(Requirements)
Leave out the pictures and restate the rest of the data exactly.

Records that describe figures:
--------------------------------------------------

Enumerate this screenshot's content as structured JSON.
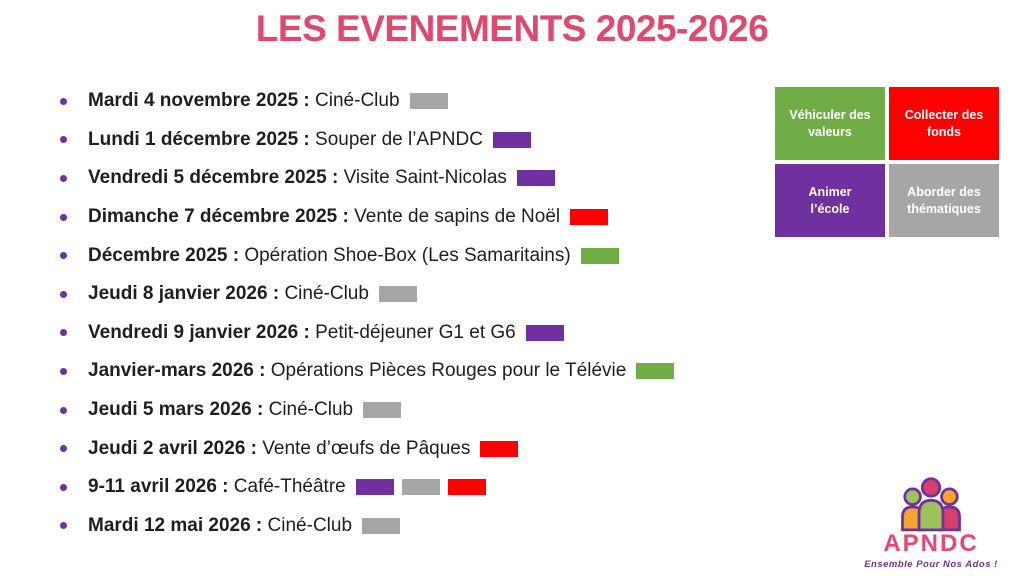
{
  "title": "LES EVENEMENTS 2025-2026",
  "colors": {
    "gray": "#a6a6a6",
    "purple": "#7030a0",
    "red": "#ff0000",
    "green": "#70ad47",
    "title_pink": "#e0496e",
    "bullet_purple": "#7030a0",
    "text_dark": "#1f1f1f"
  },
  "events": [
    {
      "date": "Mardi 4 novembre 2025 :",
      "label": "Ciné-Club",
      "tags": [
        "gray"
      ]
    },
    {
      "date": "Lundi 1 décembre 2025 :",
      "label": "Souper de l’APNDC",
      "tags": [
        "purple"
      ]
    },
    {
      "date": "Vendredi 5 décembre 2025 :",
      "label": "Visite Saint-Nicolas",
      "tags": [
        "purple"
      ]
    },
    {
      "date": "Dimanche 7 décembre 2025 :",
      "label": "Vente de sapins de Noël",
      "tags": [
        "red"
      ]
    },
    {
      "date": "Décembre 2025 :",
      "label": "Opération Shoe-Box (Les Samaritains)",
      "tags": [
        "green"
      ]
    },
    {
      "date": "Jeudi 8 janvier 2026 :",
      "label": "Ciné-Club",
      "tags": [
        "gray"
      ]
    },
    {
      "date": "Vendredi 9 janvier 2026 :",
      "label": "Petit-déjeuner G1 et G6",
      "tags": [
        "purple"
      ]
    },
    {
      "date": "Janvier-mars 2026 :",
      "label": "Opérations Pièces Rouges pour le Télévie",
      "tags": [
        "green"
      ]
    },
    {
      "date": "Jeudi 5 mars 2026 :",
      "label": "Ciné-Club",
      "tags": [
        "gray"
      ]
    },
    {
      "date": "Jeudi 2 avril 2026 :",
      "label": "Vente d’œufs de Pâques",
      "tags": [
        "red"
      ]
    },
    {
      "date": "9-11 avril 2026 :",
      "label": "Café-Théâtre",
      "tags": [
        "purple",
        "gray",
        "red"
      ]
    },
    {
      "date": "Mardi 12 mai 2026 :",
      "label": "Ciné-Club",
      "tags": [
        "gray"
      ]
    }
  ],
  "legend": {
    "cells": [
      {
        "label": "Véhiculer des\nvaleurs",
        "color": "green"
      },
      {
        "label": "Collecter des\nfonds",
        "color": "red"
      },
      {
        "label": "Animer\nl’école",
        "color": "purple"
      },
      {
        "label": "Aborder des\nthématiques",
        "color": "gray"
      }
    ]
  },
  "logo": {
    "name": "APNDC",
    "tagline": "Ensemble Pour Nos Ados !"
  }
}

--------------------------------------------------

(Written reply)
Enumerate this screenshot's content as structured JSON.
{
  "title": "LES EVENEMENTS 2025-2026",
  "colors": {
    "gray": "#a6a6a6",
    "purple": "#7030a0",
    "red": "#ff0000",
    "green": "#70ad47",
    "title_pink": "#e0496e",
    "bullet_purple": "#7030a0",
    "text_dark": "#1f1f1f"
  },
  "events": [
    {
      "date": "Mardi 4 novembre 2025 :",
      "label": "Ciné-Club",
      "tags": [
        "gray"
      ]
    },
    {
      "date": "Lundi 1 décembre 2025 :",
      "label": "Souper de l’APNDC",
      "tags": [
        "purple"
      ]
    },
    {
      "date": "Vendredi 5 décembre 2025 :",
      "label": "Visite Saint-Nicolas",
      "tags": [
        "purple"
      ]
    },
    {
      "date": "Dimanche 7 décembre 2025 :",
      "label": "Vente de sapins de Noël",
      "tags": [
        "red"
      ]
    },
    {
      "date": "Décembre 2025 :",
      "label": "Opération Shoe-Box (Les Samaritains)",
      "tags": [
        "green"
      ]
    },
    {
      "date": "Jeudi 8 janvier 2026 :",
      "label": "Ciné-Club",
      "tags": [
        "gray"
      ]
    },
    {
      "date": "Vendredi 9 janvier 2026 :",
      "label": "Petit-déjeuner G1 et G6",
      "tags": [
        "purple"
      ]
    },
    {
      "date": "Janvier-mars 2026 :",
      "label": "Opérations Pièces Rouges pour le Télévie",
      "tags": [
        "green"
      ]
    },
    {
      "date": "Jeudi 5 mars 2026 :",
      "label": "Ciné-Club",
      "tags": [
        "gray"
      ]
    },
    {
      "date": "Jeudi 2 avril 2026 :",
      "label": "Vente d’œufs de Pâques",
      "tags": [
        "red"
      ]
    },
    {
      "date": "9-11 avril 2026 :",
      "label": "Café-Théâtre",
      "tags": [
        "purple",
        "gray",
        "red"
      ]
    },
    {
      "date": "Mardi 12 mai 2026 :",
      "label": "Ciné-Club",
      "tags": [
        "gray"
      ]
    }
  ],
  "legend": {
    "cells": [
      {
        "label": "Véhiculer des\nvaleurs",
        "color": "green"
      },
      {
        "label": "Collecter des\nfonds",
        "color": "red"
      },
      {
        "label": "Animer\nl’école",
        "color": "purple"
      },
      {
        "label": "Aborder des\nthématiques",
        "color": "gray"
      }
    ]
  },
  "logo": {
    "name": "APNDC",
    "tagline": "Ensemble Pour Nos Ados !"
  }
}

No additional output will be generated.